YOUR TASK
Set down each line of the data below exactly as it stands, dropping the pictures.

(Figure data in JSON)

#####

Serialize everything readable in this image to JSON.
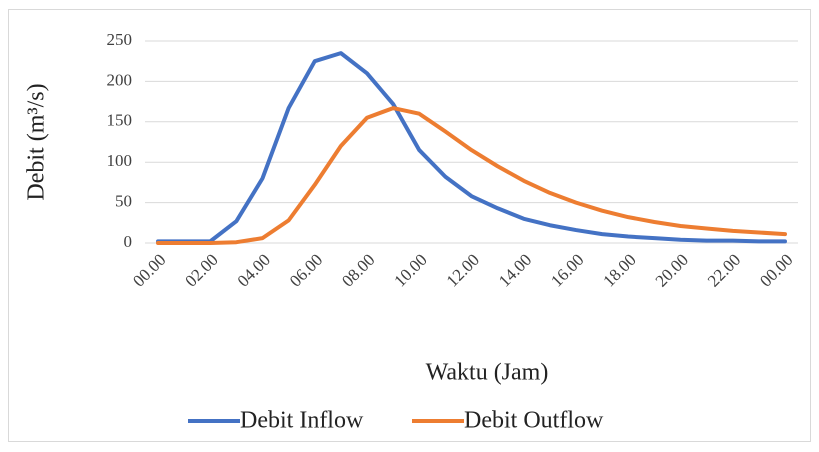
{
  "chart_data": {
    "type": "line",
    "x_label": "Waktu (Jam)",
    "y_label": "Debit (m³/s)",
    "categories": [
      "00.00",
      null,
      "02.00",
      null,
      "04.00",
      null,
      "06.00",
      null,
      "08.00",
      null,
      "10.00",
      null,
      "12.00",
      null,
      "14.00",
      null,
      "16.00",
      null,
      "18.00",
      null,
      "20.00",
      null,
      "22.00",
      null,
      "00.00"
    ],
    "series": [
      {
        "name": "Debit Inflow",
        "color": "#4472c4",
        "values": [
          2,
          2,
          2,
          27,
          80,
          167,
          225,
          235,
          210,
          172,
          115,
          82,
          58,
          43,
          30,
          22,
          16,
          11,
          8,
          6,
          4,
          3,
          3,
          2,
          2
        ]
      },
      {
        "name": "Debit Outflow",
        "color": "#ed7d31",
        "values": [
          0,
          0,
          0,
          1,
          6,
          28,
          72,
          120,
          155,
          167,
          160,
          138,
          115,
          95,
          77,
          62,
          50,
          40,
          32,
          26,
          21,
          18,
          15,
          13,
          11
        ]
      }
    ],
    "ylim": [
      0,
      250
    ],
    "yticks": [
      0,
      50,
      100,
      150,
      200,
      250
    ],
    "grid": true,
    "legend": "bottom"
  }
}
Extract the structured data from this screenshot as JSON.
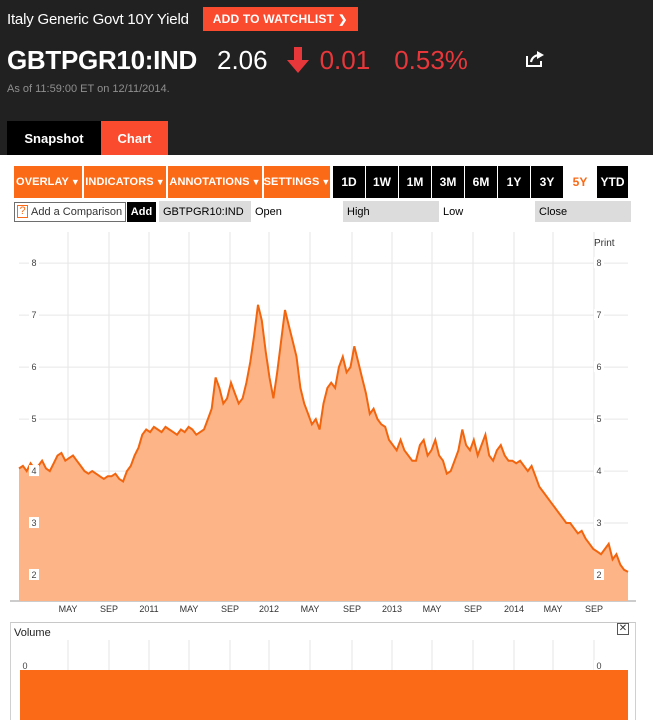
{
  "header": {
    "security_name": "Italy Generic Govt 10Y Yield",
    "watchlist_label": "ADD TO WATCHLIST",
    "ticker": "GBTPGR10:IND",
    "price": "2.06",
    "change": "0.01",
    "change_pct": "0.53%",
    "change_direction": "down",
    "as_of": "As of 11:59:00 ET on 12/11/2014.",
    "share_icon": "share-icon"
  },
  "tabs": {
    "snapshot": "Snapshot",
    "chart": "Chart",
    "active": "Chart"
  },
  "toolbar": {
    "menus": [
      "OVERLAY",
      "INDICATORS",
      "ANNOTATIONS",
      "SETTINGS"
    ],
    "ranges": [
      "1D",
      "1W",
      "1M",
      "3M",
      "6M",
      "1Y",
      "3Y",
      "5Y",
      "YTD"
    ],
    "active_range": "5Y"
  },
  "compare": {
    "help_icon": "?",
    "placeholder": "Add a Comparison",
    "add_label": "Add",
    "symbol": "GBTPGR10:IND",
    "open_label": "Open",
    "high_label": "High",
    "low_label": "Low",
    "close_label": "Close"
  },
  "print_label": "Print",
  "volume": {
    "title": "Volume",
    "axis_value": "0",
    "close_icon": "✕"
  },
  "colors": {
    "accent": "#fb6a17",
    "header_bg": "#212121",
    "down": "#e8373b",
    "area_fill": "#fdb487",
    "line": "#f2650f"
  },
  "chart_data": {
    "type": "area",
    "ylim": [
      1.5,
      8.6
    ],
    "yticks": [
      2,
      3,
      4,
      5,
      6,
      7,
      8
    ],
    "xtick_labels": [
      "MAY",
      "SEP",
      "2011",
      "MAY",
      "SEP",
      "2012",
      "MAY",
      "SEP",
      "2013",
      "MAY",
      "SEP",
      "2014",
      "MAY",
      "SEP"
    ],
    "grid": true,
    "series": [
      {
        "values": [
          4.05,
          4.1,
          4.0,
          4.15,
          4.05,
          4.1,
          4.2,
          4.05,
          4.0,
          4.15,
          4.3,
          4.35,
          4.2,
          4.25,
          4.3,
          4.2,
          4.1,
          4.0,
          3.95,
          4.0,
          3.95,
          3.9,
          3.85,
          3.9,
          3.9,
          3.95,
          3.85,
          3.8,
          4.0,
          4.1,
          4.3,
          4.45,
          4.7,
          4.8,
          4.75,
          4.85,
          4.8,
          4.75,
          4.85,
          4.8,
          4.75,
          4.7,
          4.8,
          4.75,
          4.85,
          4.8,
          4.7,
          4.75,
          4.8,
          5.0,
          5.2,
          5.8,
          5.6,
          5.3,
          5.4,
          5.7,
          5.5,
          5.3,
          5.4,
          5.7,
          6.1,
          6.6,
          7.2,
          6.9,
          6.3,
          5.8,
          5.4,
          5.9,
          6.5,
          7.1,
          6.8,
          6.5,
          6.2,
          5.6,
          5.3,
          5.1,
          4.9,
          5.0,
          4.8,
          5.3,
          5.6,
          5.7,
          5.6,
          6.0,
          6.2,
          5.9,
          6.0,
          6.4,
          6.1,
          5.8,
          5.5,
          5.1,
          5.2,
          5.0,
          4.9,
          4.85,
          4.6,
          4.5,
          4.4,
          4.6,
          4.4,
          4.3,
          4.2,
          4.2,
          4.5,
          4.6,
          4.3,
          4.4,
          4.6,
          4.3,
          4.2,
          3.95,
          4.0,
          4.2,
          4.4,
          4.8,
          4.5,
          4.4,
          4.6,
          4.3,
          4.5,
          4.7,
          4.3,
          4.2,
          4.4,
          4.5,
          4.3,
          4.2,
          4.2,
          4.15,
          4.2,
          4.1,
          4.0,
          4.1,
          3.9,
          3.7,
          3.6,
          3.5,
          3.4,
          3.3,
          3.2,
          3.1,
          3.0,
          3.0,
          2.9,
          2.8,
          2.85,
          2.7,
          2.6,
          2.5,
          2.45,
          2.4,
          2.5,
          2.6,
          2.3,
          2.4,
          2.2,
          2.1,
          2.06
        ]
      }
    ]
  }
}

#####

PROBLEM SOLUTION
Serialize everything readable in this image to JSON.
{
  "chart_data": {
    "type": "line",
    "x_label": "Waktu (Jam)",
    "y_label": "Debit (m³/s)",
    "categories": [
      "00.00",
      null,
      "02.00",
      null,
      "04.00",
      null,
      "06.00",
      null,
      "08.00",
      null,
      "10.00",
      null,
      "12.00",
      null,
      "14.00",
      null,
      "16.00",
      null,
      "18.00",
      null,
      "20.00",
      null,
      "22.00",
      null,
      "00.00"
    ],
    "series": [
      {
        "name": "Debit Inflow",
        "color": "#4472c4",
        "values": [
          2,
          2,
          2,
          27,
          80,
          167,
          225,
          235,
          210,
          172,
          115,
          82,
          58,
          43,
          30,
          22,
          16,
          11,
          8,
          6,
          4,
          3,
          3,
          2,
          2
        ]
      },
      {
        "name": "Debit Outflow",
        "color": "#ed7d31",
        "values": [
          0,
          0,
          0,
          1,
          6,
          28,
          72,
          120,
          155,
          167,
          160,
          138,
          115,
          95,
          77,
          62,
          50,
          40,
          32,
          26,
          21,
          18,
          15,
          13,
          11
        ]
      }
    ],
    "ylim": [
      0,
      250
    ],
    "yticks": [
      0,
      50,
      100,
      150,
      200,
      250
    ],
    "grid": true,
    "legend": "bottom"
  }
}
Extract the structured data from this screenshot as JSON.
{
  "header": {
    "security_name": "Italy Generic Govt 10Y Yield",
    "watchlist_label": "ADD TO WATCHLIST",
    "ticker": "GBTPGR10:IND",
    "price": "2.06",
    "change": "0.01",
    "change_pct": "0.53%",
    "change_direction": "down",
    "as_of": "As of 11:59:00 ET on 12/11/2014.",
    "share_icon": "share-icon"
  },
  "tabs": {
    "snapshot": "Snapshot",
    "chart": "Chart",
    "active": "Chart"
  },
  "toolbar": {
    "menus": [
      "OVERLAY",
      "INDICATORS",
      "ANNOTATIONS",
      "SETTINGS"
    ],
    "ranges": [
      "1D",
      "1W",
      "1M",
      "3M",
      "6M",
      "1Y",
      "3Y",
      "5Y",
      "YTD"
    ],
    "active_range": "5Y"
  },
  "compare": {
    "help_icon": "?",
    "placeholder": "Add a Comparison",
    "add_label": "Add",
    "symbol": "GBTPGR10:IND",
    "open_label": "Open",
    "high_label": "High",
    "low_label": "Low",
    "close_label": "Close"
  },
  "print_label": "Print",
  "volume": {
    "title": "Volume",
    "axis_value": "0",
    "close_icon": "✕"
  },
  "colors": {
    "accent": "#fb6a17",
    "header_bg": "#212121",
    "down": "#e8373b",
    "area_fill": "#fdb487",
    "line": "#f2650f"
  },
  "chart_data": {
    "type": "area",
    "ylim": [
      1.5,
      8.6
    ],
    "yticks": [
      2,
      3,
      4,
      5,
      6,
      7,
      8
    ],
    "xtick_labels": [
      "MAY",
      "SEP",
      "2011",
      "MAY",
      "SEP",
      "2012",
      "MAY",
      "SEP",
      "2013",
      "MAY",
      "SEP",
      "2014",
      "MAY",
      "SEP"
    ],
    "grid": true,
    "series": [
      {
        "values": [
          4.05,
          4.1,
          4.0,
          4.15,
          4.05,
          4.1,
          4.2,
          4.05,
          4.0,
          4.15,
          4.3,
          4.35,
          4.2,
          4.25,
          4.3,
          4.2,
          4.1,
          4.0,
          3.95,
          4.0,
          3.95,
          3.9,
          3.85,
          3.9,
          3.9,
          3.95,
          3.85,
          3.8,
          4.0,
          4.1,
          4.3,
          4.45,
          4.7,
          4.8,
          4.75,
          4.85,
          4.8,
          4.75,
          4.85,
          4.8,
          4.75,
          4.7,
          4.8,
          4.75,
          4.85,
          4.8,
          4.7,
          4.75,
          4.8,
          5.0,
          5.2,
          5.8,
          5.6,
          5.3,
          5.4,
          5.7,
          5.5,
          5.3,
          5.4,
          5.7,
          6.1,
          6.6,
          7.2,
          6.9,
          6.3,
          5.8,
          5.4,
          5.9,
          6.5,
          7.1,
          6.8,
          6.5,
          6.2,
          5.6,
          5.3,
          5.1,
          4.9,
          5.0,
          4.8,
          5.3,
          5.6,
          5.7,
          5.6,
          6.0,
          6.2,
          5.9,
          6.0,
          6.4,
          6.1,
          5.8,
          5.5,
          5.1,
          5.2,
          5.0,
          4.9,
          4.85,
          4.6,
          4.5,
          4.4,
          4.6,
          4.4,
          4.3,
          4.2,
          4.2,
          4.5,
          4.6,
          4.3,
          4.4,
          4.6,
          4.3,
          4.2,
          3.95,
          4.0,
          4.2,
          4.4,
          4.8,
          4.5,
          4.4,
          4.6,
          4.3,
          4.5,
          4.7,
          4.3,
          4.2,
          4.4,
          4.5,
          4.3,
          4.2,
          4.2,
          4.15,
          4.2,
          4.1,
          4.0,
          4.1,
          3.9,
          3.7,
          3.6,
          3.5,
          3.4,
          3.3,
          3.2,
          3.1,
          3.0,
          3.0,
          2.9,
          2.8,
          2.85,
          2.7,
          2.6,
          2.5,
          2.45,
          2.4,
          2.5,
          2.6,
          2.3,
          2.4,
          2.2,
          2.1,
          2.06
        ]
      }
    ]
  }
}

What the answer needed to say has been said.